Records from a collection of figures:
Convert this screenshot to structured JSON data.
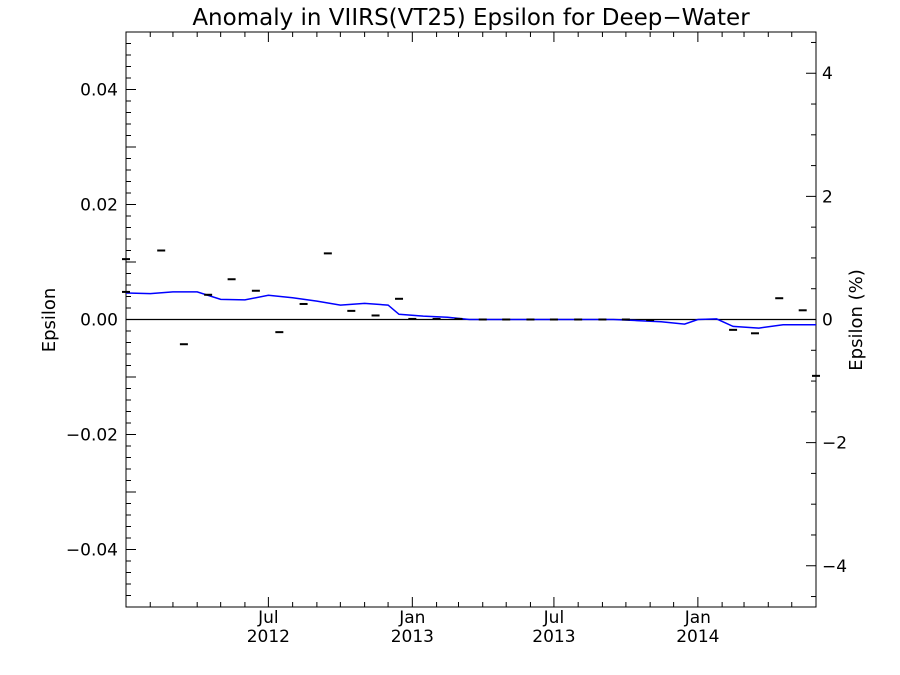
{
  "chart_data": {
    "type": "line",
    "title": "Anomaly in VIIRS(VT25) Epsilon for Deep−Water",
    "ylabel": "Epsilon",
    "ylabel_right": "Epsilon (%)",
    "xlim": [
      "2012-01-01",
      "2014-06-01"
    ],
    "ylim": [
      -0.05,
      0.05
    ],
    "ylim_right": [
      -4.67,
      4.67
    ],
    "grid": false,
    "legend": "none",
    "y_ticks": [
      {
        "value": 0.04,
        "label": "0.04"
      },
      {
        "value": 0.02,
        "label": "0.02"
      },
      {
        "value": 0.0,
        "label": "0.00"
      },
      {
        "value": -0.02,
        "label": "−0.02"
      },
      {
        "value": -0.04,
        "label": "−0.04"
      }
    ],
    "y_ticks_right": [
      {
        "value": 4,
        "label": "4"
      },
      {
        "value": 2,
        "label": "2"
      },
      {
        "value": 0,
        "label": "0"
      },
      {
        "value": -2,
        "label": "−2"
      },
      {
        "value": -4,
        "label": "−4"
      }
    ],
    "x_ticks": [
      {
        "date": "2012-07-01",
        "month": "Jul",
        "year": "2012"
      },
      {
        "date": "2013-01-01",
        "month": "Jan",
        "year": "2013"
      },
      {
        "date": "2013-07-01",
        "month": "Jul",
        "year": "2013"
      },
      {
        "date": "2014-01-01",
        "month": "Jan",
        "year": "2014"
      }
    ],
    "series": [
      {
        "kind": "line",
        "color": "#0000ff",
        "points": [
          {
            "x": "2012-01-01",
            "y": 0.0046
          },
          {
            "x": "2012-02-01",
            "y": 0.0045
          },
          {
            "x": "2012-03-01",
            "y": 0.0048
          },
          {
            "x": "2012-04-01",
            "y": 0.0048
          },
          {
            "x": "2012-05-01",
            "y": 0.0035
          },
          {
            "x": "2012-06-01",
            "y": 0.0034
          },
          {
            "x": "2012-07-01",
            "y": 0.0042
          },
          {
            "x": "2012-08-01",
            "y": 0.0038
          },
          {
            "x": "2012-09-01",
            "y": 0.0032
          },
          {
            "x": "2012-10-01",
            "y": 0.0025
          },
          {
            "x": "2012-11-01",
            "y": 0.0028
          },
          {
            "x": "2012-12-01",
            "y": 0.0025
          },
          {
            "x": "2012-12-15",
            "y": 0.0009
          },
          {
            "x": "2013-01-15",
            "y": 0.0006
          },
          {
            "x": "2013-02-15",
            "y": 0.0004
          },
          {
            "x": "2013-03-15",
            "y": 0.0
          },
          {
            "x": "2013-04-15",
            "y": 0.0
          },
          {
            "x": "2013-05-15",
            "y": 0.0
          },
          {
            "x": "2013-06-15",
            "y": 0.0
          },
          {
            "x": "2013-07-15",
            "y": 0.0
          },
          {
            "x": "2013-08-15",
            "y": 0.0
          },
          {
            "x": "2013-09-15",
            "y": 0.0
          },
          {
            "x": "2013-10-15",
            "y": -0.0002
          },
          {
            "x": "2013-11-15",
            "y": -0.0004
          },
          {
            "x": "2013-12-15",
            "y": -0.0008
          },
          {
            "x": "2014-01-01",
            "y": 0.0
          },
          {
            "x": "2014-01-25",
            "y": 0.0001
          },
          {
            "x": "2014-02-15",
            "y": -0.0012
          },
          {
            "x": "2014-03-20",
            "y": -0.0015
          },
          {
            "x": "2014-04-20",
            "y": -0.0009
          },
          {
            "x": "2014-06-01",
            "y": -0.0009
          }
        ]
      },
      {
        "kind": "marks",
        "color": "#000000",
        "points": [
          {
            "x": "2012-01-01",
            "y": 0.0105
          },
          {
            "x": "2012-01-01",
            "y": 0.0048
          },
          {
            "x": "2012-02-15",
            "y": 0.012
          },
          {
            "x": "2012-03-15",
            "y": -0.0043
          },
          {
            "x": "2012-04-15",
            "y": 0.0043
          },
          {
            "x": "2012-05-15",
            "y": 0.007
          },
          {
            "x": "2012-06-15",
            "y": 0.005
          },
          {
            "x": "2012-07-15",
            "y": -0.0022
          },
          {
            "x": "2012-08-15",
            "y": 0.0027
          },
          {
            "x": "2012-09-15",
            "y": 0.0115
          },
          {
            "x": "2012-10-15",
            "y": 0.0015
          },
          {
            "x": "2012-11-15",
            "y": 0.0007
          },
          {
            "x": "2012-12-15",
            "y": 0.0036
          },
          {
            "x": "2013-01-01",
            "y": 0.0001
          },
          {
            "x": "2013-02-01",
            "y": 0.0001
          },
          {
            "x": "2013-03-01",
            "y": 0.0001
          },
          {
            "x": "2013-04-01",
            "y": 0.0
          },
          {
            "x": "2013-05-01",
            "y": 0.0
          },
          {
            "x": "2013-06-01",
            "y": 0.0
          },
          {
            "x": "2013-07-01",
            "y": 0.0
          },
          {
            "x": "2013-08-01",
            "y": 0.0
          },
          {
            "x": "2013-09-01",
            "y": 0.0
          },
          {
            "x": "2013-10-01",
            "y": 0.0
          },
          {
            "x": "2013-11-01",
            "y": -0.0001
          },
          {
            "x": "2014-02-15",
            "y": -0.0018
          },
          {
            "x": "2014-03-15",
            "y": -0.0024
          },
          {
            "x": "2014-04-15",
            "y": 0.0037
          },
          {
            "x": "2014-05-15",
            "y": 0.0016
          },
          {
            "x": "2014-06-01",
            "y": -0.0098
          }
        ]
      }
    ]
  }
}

==

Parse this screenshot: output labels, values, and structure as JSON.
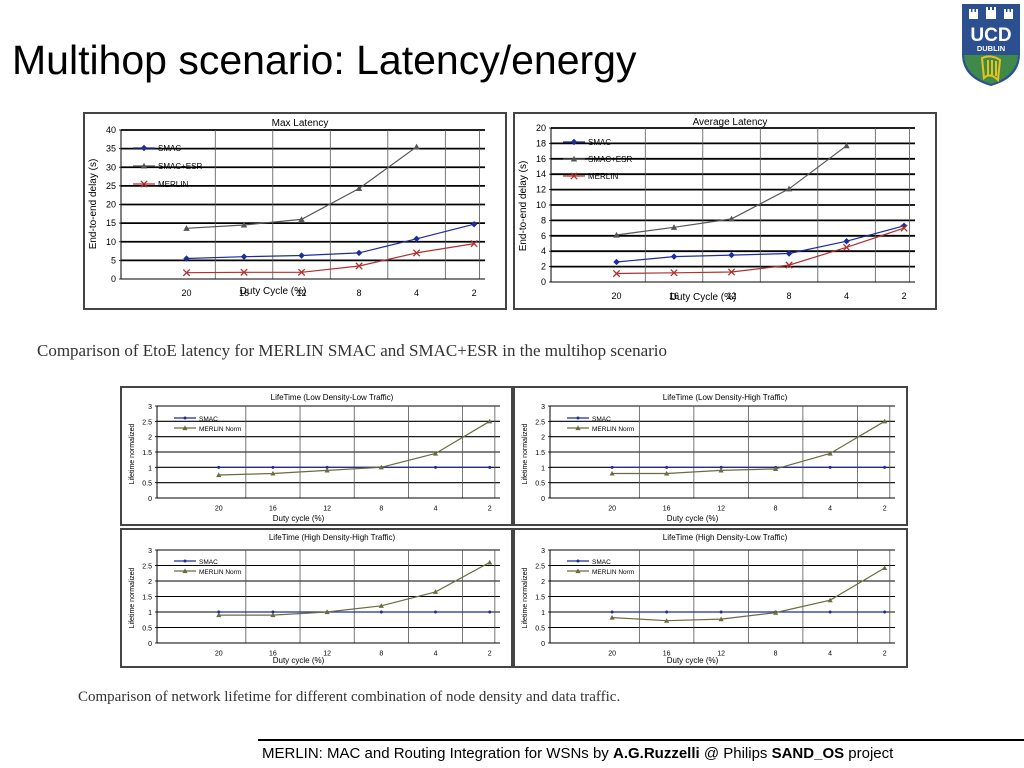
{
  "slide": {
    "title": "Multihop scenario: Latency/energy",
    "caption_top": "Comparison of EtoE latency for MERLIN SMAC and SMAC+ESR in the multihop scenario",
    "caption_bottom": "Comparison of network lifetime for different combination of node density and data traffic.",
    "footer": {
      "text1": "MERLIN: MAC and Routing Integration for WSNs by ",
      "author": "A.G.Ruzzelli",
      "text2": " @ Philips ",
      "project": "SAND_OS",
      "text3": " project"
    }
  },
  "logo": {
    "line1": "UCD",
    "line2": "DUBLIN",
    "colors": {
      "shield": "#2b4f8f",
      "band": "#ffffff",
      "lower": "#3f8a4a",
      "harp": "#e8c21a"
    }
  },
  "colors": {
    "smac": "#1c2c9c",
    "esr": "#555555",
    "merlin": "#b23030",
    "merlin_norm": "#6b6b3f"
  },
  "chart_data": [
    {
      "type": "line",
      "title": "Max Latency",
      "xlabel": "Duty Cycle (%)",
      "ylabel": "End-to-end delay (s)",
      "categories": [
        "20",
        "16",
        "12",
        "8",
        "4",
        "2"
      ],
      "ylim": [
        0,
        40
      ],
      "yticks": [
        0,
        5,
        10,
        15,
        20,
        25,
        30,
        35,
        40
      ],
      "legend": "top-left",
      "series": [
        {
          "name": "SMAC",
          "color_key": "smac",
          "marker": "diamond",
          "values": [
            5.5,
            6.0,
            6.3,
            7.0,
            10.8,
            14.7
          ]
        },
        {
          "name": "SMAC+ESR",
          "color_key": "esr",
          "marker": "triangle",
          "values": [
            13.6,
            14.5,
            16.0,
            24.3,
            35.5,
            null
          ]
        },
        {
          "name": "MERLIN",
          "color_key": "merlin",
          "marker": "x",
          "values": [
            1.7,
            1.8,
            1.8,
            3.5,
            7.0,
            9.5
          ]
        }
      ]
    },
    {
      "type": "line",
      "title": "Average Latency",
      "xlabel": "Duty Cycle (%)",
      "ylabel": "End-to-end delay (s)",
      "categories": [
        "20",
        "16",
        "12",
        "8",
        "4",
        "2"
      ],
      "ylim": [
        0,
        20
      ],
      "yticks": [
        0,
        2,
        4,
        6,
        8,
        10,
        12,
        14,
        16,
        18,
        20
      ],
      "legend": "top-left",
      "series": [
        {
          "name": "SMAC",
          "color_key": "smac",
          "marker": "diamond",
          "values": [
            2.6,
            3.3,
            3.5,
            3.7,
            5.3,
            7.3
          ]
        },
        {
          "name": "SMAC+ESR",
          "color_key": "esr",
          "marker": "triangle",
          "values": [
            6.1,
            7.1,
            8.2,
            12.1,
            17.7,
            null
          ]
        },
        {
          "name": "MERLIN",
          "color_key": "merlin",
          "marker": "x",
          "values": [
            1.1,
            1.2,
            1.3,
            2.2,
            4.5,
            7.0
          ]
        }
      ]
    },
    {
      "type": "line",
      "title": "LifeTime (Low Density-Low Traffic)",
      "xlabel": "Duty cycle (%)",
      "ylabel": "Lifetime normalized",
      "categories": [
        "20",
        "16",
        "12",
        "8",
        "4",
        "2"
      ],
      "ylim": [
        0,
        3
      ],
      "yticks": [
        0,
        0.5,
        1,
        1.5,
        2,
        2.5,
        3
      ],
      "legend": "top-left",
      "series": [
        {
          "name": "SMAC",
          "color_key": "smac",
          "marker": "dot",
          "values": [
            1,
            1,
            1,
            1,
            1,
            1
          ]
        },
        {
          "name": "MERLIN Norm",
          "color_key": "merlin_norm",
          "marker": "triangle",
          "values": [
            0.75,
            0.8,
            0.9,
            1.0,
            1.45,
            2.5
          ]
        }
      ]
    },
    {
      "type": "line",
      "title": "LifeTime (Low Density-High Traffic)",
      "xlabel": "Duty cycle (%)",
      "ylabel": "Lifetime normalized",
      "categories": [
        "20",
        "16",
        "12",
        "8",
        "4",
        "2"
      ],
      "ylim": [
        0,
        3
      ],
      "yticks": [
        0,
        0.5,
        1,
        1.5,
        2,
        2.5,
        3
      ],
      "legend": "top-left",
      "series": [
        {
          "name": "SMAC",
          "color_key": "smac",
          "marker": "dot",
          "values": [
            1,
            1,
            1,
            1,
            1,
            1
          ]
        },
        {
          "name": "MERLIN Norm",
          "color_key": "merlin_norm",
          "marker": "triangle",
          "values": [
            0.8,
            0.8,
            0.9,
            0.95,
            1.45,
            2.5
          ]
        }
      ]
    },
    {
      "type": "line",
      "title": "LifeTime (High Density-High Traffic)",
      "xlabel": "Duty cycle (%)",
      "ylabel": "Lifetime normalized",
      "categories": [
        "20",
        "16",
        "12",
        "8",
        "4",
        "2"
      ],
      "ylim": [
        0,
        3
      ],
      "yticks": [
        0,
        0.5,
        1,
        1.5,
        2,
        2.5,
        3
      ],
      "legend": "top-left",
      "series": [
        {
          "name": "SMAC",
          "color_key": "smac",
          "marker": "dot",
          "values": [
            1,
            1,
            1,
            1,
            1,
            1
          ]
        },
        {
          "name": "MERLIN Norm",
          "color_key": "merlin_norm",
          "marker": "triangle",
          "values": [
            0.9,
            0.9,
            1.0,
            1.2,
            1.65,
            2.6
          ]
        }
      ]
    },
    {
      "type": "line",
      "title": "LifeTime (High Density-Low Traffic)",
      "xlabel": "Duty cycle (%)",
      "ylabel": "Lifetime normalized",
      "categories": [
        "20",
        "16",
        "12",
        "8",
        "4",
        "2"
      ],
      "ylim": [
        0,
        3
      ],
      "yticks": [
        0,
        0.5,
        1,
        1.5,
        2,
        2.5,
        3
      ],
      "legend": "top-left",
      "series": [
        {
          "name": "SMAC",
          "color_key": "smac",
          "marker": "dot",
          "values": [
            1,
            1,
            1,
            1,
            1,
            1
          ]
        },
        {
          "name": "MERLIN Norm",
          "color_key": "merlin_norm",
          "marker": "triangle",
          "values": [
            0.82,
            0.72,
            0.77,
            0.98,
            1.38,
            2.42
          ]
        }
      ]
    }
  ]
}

--

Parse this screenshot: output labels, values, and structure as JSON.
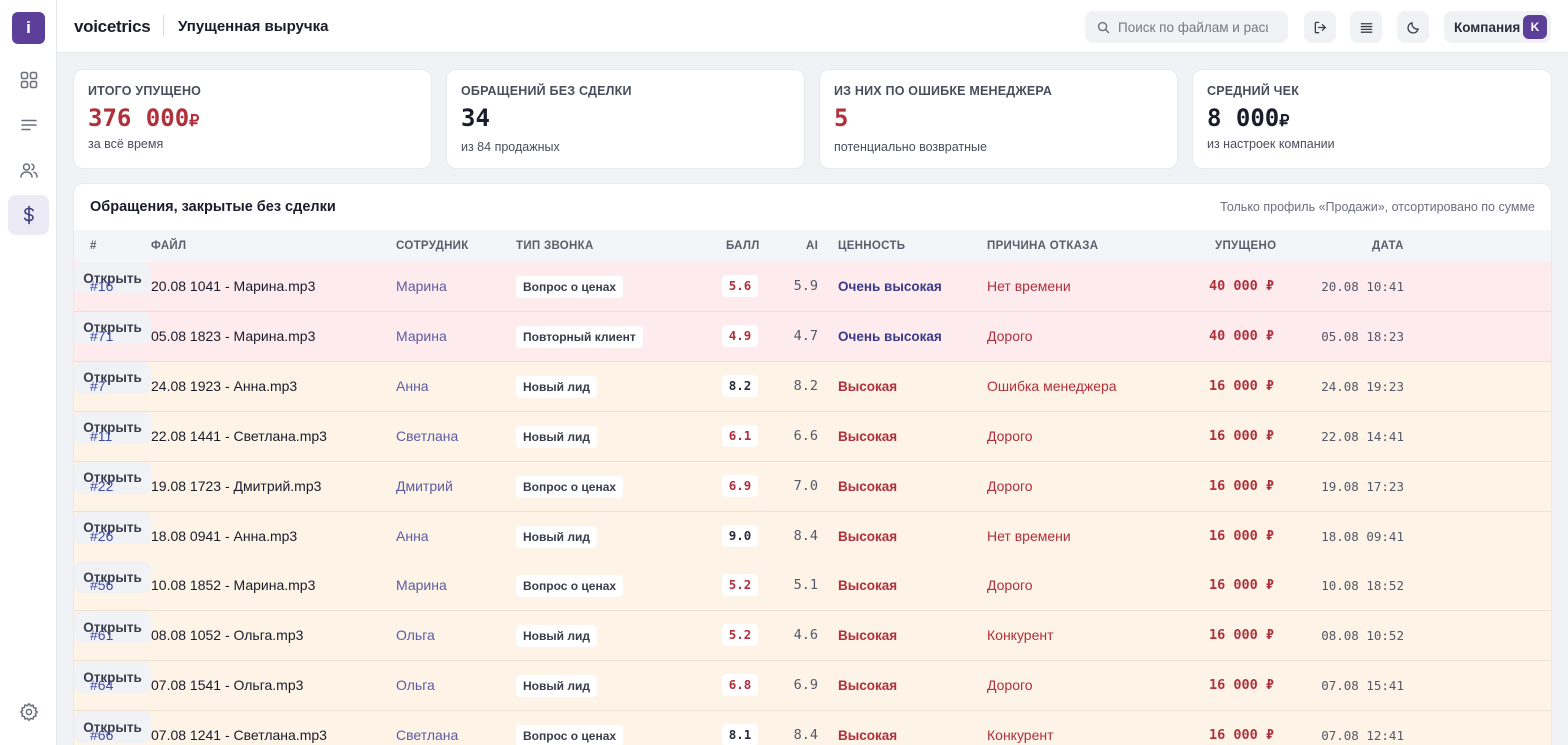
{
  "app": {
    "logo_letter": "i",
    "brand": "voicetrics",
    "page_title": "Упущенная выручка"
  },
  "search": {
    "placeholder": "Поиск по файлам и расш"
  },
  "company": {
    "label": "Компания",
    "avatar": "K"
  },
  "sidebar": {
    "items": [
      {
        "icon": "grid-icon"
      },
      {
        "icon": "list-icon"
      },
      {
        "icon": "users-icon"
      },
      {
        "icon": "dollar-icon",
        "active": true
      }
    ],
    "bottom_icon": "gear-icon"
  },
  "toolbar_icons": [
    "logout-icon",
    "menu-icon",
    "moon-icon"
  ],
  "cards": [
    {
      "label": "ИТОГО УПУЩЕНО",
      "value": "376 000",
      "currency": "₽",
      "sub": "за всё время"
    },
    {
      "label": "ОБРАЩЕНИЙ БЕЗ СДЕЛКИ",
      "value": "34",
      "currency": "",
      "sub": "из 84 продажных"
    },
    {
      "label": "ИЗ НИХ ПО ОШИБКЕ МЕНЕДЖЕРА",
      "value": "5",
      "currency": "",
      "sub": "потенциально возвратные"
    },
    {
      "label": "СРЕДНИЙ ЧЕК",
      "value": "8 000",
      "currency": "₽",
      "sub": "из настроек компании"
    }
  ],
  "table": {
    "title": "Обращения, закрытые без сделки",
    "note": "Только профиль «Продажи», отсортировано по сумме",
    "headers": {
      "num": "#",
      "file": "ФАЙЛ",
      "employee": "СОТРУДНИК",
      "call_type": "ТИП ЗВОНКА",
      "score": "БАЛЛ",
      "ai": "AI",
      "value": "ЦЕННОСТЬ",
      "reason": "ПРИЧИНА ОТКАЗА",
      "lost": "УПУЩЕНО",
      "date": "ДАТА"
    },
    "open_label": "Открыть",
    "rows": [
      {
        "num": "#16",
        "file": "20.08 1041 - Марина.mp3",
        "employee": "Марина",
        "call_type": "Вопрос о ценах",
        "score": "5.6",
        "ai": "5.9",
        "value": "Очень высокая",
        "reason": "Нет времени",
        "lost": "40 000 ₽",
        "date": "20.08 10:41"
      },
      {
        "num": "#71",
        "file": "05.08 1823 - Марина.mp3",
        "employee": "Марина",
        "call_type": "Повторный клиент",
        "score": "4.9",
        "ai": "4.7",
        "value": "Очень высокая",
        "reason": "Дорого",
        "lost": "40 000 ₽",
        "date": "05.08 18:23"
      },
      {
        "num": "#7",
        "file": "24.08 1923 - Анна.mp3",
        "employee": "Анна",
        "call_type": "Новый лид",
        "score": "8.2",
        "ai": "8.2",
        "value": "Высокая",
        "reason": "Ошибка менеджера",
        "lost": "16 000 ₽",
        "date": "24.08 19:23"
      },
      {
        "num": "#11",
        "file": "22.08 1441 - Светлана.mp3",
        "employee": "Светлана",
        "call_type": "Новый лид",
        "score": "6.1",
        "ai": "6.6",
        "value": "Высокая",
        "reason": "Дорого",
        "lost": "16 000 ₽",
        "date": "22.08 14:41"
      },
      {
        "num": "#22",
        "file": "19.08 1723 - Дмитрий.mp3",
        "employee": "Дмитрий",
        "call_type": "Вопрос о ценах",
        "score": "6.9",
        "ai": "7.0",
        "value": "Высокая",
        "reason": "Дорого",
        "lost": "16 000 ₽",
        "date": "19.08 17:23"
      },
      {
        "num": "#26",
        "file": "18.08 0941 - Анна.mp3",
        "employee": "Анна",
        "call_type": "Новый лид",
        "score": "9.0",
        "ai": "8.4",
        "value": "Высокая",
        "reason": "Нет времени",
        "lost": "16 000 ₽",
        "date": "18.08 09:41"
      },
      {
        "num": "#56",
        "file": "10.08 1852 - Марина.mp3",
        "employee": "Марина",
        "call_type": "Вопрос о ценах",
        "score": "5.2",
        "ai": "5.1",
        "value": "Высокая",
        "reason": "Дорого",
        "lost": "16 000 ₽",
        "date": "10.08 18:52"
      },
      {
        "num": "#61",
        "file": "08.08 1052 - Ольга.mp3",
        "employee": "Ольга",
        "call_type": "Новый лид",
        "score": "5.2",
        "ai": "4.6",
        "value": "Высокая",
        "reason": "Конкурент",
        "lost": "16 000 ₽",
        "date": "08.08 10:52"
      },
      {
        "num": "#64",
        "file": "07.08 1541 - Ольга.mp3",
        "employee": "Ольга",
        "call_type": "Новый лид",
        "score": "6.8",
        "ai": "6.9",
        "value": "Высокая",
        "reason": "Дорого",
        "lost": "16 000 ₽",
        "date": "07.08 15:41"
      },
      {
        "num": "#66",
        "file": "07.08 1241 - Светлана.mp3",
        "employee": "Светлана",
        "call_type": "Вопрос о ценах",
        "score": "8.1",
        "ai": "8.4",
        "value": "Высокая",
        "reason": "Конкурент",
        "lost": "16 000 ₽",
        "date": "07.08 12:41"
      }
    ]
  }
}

[WRITTEN TASK] Within the material above, find the lines that contain the word "year"; copy them.

[FINAL RESULT]
        "year": "2012"
        "year": "2013"
        "year": "2013"
        "year": "2014"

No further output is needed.